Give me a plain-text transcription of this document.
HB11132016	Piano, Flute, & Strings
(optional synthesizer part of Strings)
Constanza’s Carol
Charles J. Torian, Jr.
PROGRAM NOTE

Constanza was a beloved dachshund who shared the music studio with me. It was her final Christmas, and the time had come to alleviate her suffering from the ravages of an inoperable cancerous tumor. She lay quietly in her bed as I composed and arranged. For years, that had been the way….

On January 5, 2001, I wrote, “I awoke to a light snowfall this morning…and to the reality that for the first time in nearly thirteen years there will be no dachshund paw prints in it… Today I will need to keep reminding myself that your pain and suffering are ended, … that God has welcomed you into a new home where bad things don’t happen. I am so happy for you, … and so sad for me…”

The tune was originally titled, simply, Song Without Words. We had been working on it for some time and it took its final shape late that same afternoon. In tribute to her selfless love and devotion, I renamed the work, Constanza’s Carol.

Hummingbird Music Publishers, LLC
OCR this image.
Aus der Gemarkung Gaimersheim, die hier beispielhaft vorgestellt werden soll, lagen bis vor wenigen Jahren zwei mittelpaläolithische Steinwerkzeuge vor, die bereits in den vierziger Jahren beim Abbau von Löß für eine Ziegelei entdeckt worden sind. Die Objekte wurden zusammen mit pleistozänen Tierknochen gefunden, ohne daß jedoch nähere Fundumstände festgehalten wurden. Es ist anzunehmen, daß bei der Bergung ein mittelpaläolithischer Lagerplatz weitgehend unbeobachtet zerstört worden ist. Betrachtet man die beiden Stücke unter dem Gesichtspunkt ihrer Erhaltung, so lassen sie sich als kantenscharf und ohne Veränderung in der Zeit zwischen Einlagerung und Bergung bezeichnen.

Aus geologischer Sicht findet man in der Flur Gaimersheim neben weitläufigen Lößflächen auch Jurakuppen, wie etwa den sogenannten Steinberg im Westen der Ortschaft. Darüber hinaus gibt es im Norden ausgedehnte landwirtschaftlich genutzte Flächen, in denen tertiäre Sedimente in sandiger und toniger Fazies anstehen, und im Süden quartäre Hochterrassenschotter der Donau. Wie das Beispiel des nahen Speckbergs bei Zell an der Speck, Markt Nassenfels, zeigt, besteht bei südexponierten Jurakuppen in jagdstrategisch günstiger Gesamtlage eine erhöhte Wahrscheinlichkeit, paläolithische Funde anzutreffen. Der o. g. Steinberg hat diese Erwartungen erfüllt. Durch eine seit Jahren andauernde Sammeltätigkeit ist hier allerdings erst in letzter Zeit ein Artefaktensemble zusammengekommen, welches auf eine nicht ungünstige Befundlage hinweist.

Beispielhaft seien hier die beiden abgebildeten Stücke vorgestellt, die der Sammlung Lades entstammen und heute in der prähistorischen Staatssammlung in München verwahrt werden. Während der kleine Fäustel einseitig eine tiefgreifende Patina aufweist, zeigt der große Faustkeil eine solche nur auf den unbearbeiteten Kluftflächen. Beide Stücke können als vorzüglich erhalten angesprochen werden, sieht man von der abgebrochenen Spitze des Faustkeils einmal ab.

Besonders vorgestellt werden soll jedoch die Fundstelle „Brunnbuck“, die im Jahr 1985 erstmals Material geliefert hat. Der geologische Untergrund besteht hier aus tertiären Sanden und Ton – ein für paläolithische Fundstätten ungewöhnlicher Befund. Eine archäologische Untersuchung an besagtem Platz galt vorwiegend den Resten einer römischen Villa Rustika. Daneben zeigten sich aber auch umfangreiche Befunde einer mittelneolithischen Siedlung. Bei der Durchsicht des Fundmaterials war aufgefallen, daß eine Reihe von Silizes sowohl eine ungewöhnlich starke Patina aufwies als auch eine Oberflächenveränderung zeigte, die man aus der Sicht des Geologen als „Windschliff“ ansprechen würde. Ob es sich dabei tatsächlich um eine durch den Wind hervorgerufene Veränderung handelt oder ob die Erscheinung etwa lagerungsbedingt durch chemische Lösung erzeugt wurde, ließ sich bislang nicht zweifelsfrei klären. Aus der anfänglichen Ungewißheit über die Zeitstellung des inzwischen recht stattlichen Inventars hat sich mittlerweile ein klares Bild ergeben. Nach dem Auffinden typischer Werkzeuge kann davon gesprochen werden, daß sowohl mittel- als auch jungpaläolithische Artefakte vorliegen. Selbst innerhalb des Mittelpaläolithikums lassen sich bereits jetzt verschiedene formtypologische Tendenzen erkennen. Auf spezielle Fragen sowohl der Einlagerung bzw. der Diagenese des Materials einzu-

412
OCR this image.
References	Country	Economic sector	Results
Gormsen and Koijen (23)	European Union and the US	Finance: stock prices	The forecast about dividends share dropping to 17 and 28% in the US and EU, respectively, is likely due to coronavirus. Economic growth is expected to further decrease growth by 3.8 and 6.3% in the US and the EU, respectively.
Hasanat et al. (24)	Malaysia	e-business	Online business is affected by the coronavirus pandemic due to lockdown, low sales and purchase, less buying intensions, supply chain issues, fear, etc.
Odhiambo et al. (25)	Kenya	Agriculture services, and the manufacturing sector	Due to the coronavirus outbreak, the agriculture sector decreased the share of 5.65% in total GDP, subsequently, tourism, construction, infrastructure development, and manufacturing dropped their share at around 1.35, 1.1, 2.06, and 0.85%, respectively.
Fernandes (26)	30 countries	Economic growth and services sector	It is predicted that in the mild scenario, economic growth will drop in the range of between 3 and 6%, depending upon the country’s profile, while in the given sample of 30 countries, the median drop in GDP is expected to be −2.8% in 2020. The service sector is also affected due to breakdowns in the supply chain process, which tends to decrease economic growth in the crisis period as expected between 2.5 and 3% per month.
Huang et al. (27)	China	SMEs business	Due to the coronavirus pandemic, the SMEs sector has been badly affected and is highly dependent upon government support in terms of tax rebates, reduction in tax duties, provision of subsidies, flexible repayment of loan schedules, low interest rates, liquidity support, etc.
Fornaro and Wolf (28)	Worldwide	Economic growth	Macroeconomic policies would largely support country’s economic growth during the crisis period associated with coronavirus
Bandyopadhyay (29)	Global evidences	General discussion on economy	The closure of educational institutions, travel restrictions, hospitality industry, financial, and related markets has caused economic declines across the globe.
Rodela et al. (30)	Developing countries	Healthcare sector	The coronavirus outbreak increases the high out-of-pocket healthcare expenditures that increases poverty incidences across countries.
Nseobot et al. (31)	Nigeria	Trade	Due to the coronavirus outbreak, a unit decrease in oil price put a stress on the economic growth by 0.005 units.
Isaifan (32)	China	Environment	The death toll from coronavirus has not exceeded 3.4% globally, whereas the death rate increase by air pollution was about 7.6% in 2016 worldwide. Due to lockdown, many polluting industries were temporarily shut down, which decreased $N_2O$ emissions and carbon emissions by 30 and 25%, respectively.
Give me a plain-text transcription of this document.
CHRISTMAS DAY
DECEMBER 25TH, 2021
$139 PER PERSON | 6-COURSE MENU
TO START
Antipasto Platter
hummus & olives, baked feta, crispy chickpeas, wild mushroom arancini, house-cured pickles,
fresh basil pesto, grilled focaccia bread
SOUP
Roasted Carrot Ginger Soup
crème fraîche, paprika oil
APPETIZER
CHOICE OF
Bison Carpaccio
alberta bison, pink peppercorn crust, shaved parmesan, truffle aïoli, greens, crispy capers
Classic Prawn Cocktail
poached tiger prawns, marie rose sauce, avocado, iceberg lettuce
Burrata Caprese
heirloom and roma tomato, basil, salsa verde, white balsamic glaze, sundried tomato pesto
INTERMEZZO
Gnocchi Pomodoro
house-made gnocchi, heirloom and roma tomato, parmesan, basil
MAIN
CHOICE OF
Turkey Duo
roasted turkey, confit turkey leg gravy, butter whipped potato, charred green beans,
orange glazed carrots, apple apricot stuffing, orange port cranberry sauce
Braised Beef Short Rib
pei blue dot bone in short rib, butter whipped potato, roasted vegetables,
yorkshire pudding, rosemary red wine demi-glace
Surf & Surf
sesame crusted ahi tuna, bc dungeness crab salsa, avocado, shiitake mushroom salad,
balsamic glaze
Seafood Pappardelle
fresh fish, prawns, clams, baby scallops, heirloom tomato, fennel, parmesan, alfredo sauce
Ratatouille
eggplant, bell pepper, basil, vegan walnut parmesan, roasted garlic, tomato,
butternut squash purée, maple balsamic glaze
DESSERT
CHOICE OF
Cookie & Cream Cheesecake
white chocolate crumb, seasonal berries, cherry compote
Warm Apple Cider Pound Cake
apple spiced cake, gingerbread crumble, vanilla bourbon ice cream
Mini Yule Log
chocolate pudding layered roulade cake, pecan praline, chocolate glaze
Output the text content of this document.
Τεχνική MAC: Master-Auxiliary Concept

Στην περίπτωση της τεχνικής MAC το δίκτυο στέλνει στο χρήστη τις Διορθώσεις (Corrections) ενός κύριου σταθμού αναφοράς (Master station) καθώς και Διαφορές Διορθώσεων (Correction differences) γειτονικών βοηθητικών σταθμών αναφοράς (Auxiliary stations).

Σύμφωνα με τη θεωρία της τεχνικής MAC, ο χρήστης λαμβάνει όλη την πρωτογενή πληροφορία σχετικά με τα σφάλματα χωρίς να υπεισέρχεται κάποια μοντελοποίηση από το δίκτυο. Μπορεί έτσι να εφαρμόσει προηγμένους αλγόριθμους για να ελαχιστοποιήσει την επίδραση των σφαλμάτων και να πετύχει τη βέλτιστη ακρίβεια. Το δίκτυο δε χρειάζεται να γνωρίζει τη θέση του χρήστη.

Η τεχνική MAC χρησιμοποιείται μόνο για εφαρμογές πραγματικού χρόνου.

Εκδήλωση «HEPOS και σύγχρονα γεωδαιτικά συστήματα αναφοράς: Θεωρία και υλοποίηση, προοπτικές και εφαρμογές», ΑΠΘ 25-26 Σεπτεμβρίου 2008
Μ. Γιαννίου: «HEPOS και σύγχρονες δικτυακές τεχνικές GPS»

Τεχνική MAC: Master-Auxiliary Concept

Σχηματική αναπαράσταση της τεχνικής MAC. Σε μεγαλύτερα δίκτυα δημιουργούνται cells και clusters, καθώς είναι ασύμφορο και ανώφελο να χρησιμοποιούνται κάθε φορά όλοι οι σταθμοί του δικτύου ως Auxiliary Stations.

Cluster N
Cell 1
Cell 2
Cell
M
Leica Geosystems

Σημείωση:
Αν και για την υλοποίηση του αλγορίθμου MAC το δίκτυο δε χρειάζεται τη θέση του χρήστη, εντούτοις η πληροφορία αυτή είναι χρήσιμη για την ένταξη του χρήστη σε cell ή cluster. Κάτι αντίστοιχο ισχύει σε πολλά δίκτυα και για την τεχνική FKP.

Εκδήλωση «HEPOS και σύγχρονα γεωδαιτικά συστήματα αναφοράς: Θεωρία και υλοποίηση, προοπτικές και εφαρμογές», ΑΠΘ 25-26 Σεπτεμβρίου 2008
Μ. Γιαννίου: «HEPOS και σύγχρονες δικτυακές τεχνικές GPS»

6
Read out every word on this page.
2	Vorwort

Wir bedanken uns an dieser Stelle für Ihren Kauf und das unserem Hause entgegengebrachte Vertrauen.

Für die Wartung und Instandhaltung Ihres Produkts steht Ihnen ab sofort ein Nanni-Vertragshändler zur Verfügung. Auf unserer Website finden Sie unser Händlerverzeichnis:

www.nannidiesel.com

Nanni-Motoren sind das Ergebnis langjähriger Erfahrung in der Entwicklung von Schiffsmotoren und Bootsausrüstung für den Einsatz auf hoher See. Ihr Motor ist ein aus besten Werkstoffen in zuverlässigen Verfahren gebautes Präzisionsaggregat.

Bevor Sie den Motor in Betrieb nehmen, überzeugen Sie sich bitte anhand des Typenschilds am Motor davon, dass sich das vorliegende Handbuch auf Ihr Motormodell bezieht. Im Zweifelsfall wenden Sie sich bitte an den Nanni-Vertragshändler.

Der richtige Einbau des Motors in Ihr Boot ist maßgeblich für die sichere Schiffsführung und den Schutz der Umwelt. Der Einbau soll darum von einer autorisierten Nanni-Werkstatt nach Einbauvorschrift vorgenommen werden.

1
****
Search the entries above for the string "einer", and report each line where it occurs.

Besonders vorgestellt werden soll jedoch die Fundstelle „Brunnbuck“, die im Jahr 1985 erstmals Material geliefert hat. Der geologische Untergrund besteht hier aus tertiären Sanden und Ton – ein für paläolithische Fundstätten ungewöhnlicher Befund. Eine archäologische Untersuchung an besagtem Platz galt vorwiegend den Resten einer römischen Villa Rustika. Daneben zeigten sich aber auch umfangreiche Befunde einer mittelneolithischen Siedlung. Bei der Durchsicht des Fundmaterials war aufgefallen, daß eine Reihe von Silizes sowohl eine ungewöhnlich starke Patina aufwies als auch eine Oberflächenveränderung zeigte, die man aus der Sicht des Geologen als „Windschliff“ ansprechen würde. Ob es sich dabei tatsächlich um eine durch den Wind hervorgerufene Veränderung handelt oder ob die Erscheinung etwa lagerungsbedingt durch chemische Lösung erzeugt wurde, ließ sich bislang nicht zweifelsfrei klären. Aus der anfänglichen Ungewißheit über die Zeitstellung des inzwischen recht stattlichen Inventars hat sich mittlerweile ein klares Bild ergeben. Nach dem Auffinden typischer Werkzeuge kann davon gesprochen werden, daß sowohl mittel- als auch jungpaläolithische Artefakte vorliegen. Selbst innerhalb des Mittelpaläolithikums lassen sich bereits jetzt verschiedene formtypologische Tendenzen erkennen. Auf spezielle Fragen sowohl der Einlagerung bzw. der Diagenese des Materials einzu-
Der richtige Einbau des Motors in Ihr Boot ist maßgeblich für die sichere Schiffsführung und den Schutz der Umwelt. Der Einbau soll darum von einer autorisierten Nanni-Werkstatt nach Einbauvorschrift vorgenommen werden.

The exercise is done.